GIVEN REQUEST – Answer with a single number: how many lines in the listing below include "members"?

SOURCE MATERIAL –

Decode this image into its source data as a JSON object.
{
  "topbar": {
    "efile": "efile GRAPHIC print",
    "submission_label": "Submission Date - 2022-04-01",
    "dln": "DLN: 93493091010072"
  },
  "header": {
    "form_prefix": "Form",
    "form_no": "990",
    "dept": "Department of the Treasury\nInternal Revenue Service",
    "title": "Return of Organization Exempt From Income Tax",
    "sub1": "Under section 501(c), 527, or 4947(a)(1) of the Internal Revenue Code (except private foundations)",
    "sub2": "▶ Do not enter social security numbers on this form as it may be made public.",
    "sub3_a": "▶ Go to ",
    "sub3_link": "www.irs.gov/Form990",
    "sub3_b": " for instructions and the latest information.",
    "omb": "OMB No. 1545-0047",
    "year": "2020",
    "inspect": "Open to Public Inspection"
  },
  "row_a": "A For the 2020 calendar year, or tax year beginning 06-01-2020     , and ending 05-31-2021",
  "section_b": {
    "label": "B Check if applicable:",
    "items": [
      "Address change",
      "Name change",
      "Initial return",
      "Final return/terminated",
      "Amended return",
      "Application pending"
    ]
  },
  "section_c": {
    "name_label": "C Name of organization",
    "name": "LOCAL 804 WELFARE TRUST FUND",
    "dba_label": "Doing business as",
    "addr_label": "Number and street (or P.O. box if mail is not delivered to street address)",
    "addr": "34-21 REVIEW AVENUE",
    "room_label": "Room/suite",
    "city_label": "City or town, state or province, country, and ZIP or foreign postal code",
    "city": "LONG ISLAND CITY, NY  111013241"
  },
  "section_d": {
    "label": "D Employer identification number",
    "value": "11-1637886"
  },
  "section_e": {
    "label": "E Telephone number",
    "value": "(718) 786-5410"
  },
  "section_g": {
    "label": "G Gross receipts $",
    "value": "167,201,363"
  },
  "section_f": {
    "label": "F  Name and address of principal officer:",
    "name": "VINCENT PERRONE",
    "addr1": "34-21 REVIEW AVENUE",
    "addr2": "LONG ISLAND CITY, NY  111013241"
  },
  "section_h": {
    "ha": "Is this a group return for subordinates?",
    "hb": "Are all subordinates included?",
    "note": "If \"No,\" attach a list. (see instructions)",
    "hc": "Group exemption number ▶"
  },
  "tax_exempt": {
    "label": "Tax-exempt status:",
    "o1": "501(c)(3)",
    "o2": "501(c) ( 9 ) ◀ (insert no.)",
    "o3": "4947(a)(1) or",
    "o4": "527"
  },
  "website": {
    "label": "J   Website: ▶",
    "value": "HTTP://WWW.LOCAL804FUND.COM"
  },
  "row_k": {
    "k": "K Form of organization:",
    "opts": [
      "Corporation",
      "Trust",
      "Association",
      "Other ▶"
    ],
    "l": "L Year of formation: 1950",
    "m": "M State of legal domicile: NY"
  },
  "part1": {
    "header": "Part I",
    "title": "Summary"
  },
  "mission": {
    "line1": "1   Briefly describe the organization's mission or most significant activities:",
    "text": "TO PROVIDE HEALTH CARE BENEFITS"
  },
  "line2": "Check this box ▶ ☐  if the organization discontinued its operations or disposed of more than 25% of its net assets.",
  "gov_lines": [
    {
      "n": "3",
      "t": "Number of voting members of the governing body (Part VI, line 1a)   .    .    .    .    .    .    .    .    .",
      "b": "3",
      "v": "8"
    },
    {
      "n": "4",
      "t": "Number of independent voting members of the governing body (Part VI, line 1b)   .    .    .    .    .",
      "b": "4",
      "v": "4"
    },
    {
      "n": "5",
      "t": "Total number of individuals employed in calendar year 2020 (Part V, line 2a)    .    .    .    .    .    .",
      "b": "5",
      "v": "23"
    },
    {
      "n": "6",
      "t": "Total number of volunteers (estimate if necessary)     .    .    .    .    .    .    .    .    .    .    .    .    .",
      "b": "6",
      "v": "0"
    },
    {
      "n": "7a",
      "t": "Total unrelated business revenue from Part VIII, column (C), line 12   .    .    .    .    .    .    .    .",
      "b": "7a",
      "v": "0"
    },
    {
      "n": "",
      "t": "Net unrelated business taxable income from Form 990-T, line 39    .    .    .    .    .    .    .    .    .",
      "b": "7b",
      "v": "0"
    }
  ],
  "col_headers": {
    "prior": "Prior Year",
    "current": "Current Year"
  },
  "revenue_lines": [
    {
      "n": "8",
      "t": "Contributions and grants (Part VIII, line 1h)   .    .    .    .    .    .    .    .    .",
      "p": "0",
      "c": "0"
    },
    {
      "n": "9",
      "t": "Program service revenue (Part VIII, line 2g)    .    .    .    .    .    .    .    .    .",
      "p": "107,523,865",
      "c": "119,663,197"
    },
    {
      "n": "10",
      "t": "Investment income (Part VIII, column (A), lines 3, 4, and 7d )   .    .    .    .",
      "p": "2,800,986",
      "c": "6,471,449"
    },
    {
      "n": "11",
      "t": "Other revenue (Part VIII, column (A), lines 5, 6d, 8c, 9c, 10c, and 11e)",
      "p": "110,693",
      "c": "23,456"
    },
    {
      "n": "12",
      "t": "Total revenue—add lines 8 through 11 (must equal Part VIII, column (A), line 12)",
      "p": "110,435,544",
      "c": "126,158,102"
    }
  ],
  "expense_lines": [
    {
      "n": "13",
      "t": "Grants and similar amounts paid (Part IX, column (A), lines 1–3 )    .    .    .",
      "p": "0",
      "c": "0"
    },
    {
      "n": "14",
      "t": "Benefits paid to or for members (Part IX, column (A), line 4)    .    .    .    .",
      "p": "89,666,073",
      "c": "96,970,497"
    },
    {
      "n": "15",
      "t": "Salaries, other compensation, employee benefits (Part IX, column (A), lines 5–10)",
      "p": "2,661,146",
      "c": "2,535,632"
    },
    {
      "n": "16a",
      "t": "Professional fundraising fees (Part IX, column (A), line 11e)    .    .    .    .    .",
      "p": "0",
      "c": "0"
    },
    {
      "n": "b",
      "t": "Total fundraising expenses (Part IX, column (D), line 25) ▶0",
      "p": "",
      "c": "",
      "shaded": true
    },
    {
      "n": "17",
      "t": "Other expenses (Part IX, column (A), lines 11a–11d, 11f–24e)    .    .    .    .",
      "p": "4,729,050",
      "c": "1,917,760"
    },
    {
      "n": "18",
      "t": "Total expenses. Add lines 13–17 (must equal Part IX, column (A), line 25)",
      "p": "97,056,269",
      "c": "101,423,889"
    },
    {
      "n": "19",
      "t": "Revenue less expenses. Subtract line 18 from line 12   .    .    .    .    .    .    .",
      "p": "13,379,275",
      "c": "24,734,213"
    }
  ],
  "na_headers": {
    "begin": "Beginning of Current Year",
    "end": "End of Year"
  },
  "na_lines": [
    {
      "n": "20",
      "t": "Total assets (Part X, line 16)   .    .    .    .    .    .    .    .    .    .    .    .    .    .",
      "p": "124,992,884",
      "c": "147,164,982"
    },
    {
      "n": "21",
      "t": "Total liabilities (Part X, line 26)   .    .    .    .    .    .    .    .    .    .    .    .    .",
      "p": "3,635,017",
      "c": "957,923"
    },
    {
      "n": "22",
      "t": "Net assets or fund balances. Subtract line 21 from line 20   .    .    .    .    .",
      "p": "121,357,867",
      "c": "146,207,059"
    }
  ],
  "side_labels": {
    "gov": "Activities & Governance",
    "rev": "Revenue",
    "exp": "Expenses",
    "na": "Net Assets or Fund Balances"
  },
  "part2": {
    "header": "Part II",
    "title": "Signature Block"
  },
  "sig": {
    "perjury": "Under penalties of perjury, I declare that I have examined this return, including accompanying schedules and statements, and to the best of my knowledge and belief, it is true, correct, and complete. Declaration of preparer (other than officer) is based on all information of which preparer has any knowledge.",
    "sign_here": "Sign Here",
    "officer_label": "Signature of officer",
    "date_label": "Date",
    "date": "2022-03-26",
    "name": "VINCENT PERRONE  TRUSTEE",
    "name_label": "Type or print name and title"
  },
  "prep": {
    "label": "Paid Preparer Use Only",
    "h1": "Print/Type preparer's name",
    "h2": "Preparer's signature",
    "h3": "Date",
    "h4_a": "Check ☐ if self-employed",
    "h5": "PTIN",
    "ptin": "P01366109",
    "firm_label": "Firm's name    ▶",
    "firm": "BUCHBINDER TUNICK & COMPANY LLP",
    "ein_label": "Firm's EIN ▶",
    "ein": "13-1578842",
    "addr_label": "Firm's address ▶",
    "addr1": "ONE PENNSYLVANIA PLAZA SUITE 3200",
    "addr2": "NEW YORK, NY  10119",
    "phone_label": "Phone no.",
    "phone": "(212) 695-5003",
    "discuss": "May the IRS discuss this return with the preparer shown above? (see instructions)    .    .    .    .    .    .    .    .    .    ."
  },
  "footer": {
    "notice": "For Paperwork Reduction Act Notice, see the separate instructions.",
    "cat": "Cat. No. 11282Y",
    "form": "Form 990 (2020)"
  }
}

REPLY TO THE TASK – 3